[Recorded data]

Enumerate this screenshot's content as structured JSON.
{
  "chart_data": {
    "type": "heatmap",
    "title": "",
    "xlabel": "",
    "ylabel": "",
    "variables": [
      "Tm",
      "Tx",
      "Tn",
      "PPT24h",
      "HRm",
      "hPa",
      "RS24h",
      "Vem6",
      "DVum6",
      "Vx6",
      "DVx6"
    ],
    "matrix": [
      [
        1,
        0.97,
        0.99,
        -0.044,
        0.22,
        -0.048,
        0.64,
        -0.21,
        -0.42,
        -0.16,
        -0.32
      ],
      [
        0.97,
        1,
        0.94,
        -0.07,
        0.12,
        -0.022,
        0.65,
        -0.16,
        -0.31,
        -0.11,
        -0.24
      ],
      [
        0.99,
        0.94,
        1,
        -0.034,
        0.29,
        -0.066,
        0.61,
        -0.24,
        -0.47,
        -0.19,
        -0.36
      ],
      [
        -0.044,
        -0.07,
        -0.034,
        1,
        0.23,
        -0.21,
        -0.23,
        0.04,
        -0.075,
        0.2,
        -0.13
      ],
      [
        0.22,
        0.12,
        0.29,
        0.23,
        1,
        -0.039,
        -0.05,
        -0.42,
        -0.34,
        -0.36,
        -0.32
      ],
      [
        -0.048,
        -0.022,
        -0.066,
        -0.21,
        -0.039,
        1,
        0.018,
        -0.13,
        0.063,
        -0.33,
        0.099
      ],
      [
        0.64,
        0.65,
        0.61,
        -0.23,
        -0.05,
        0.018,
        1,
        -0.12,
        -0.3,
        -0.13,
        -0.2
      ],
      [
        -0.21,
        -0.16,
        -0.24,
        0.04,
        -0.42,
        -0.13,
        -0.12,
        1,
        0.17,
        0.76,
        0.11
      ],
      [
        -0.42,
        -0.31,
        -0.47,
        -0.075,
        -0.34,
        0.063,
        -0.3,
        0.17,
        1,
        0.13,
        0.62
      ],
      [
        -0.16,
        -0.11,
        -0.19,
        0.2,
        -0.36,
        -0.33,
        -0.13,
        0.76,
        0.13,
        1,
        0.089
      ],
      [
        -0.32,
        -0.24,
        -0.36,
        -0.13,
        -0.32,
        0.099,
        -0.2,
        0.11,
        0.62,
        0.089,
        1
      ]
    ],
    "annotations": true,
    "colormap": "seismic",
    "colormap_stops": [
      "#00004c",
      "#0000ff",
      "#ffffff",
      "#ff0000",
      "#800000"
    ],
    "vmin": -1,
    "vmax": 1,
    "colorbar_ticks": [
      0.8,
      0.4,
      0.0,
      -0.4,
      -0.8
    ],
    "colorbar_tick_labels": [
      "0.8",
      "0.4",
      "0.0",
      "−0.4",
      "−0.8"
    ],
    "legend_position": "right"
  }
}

### Task statement
The records above should be returned exactly.

### Exercise answer
Enumerate this screenshot's content as structured JSON.
{
  "chart_data": {
    "type": "heatmap",
    "title": "",
    "xlabel": "",
    "ylabel": "",
    "variables": [
      "Tm",
      "Tx",
      "Tn",
      "PPT24h",
      "HRm",
      "hPa",
      "RS24h",
      "Vem6",
      "DVum6",
      "Vx6",
      "DVx6"
    ],
    "matrix": [
      [
        1,
        0.97,
        0.99,
        -0.044,
        0.22,
        -0.048,
        0.64,
        -0.21,
        -0.42,
        -0.16,
        -0.32
      ],
      [
        0.97,
        1,
        0.94,
        -0.07,
        0.12,
        -0.022,
        0.65,
        -0.16,
        -0.31,
        -0.11,
        -0.24
      ],
      [
        0.99,
        0.94,
        1,
        -0.034,
        0.29,
        -0.066,
        0.61,
        -0.24,
        -0.47,
        -0.19,
        -0.36
      ],
      [
        -0.044,
        -0.07,
        -0.034,
        1,
        0.23,
        -0.21,
        -0.23,
        0.04,
        -0.075,
        0.2,
        -0.13
      ],
      [
        0.22,
        0.12,
        0.29,
        0.23,
        1,
        -0.039,
        -0.05,
        -0.42,
        -0.34,
        -0.36,
        -0.32
      ],
      [
        -0.048,
        -0.022,
        -0.066,
        -0.21,
        -0.039,
        1,
        0.018,
        -0.13,
        0.063,
        -0.33,
        0.099
      ],
      [
        0.64,
        0.65,
        0.61,
        -0.23,
        -0.05,
        0.018,
        1,
        -0.12,
        -0.3,
        -0.13,
        -0.2
      ],
      [
        -0.21,
        -0.16,
        -0.24,
        0.04,
        -0.42,
        -0.13,
        -0.12,
        1,
        0.17,
        0.76,
        0.11
      ],
      [
        -0.42,
        -0.31,
        -0.47,
        -0.075,
        -0.34,
        0.063,
        -0.3,
        0.17,
        1,
        0.13,
        0.62
      ],
      [
        -0.16,
        -0.11,
        -0.19,
        0.2,
        -0.36,
        -0.33,
        -0.13,
        0.76,
        0.13,
        1,
        0.089
      ],
      [
        -0.32,
        -0.24,
        -0.36,
        -0.13,
        -0.32,
        0.099,
        -0.2,
        0.11,
        0.62,
        0.089,
        1
      ]
    ],
    "annotations": true,
    "colormap": "seismic",
    "colormap_stops": [
      "#00004c",
      "#0000ff",
      "#ffffff",
      "#ff0000",
      "#800000"
    ],
    "vmin": -1,
    "vmax": 1,
    "colorbar_ticks": [
      0.8,
      0.4,
      0.0,
      -0.4,
      -0.8
    ],
    "colorbar_tick_labels": [
      "0.8",
      "0.4",
      "0.0",
      "−0.4",
      "−0.8"
    ],
    "legend_position": "right"
  }
}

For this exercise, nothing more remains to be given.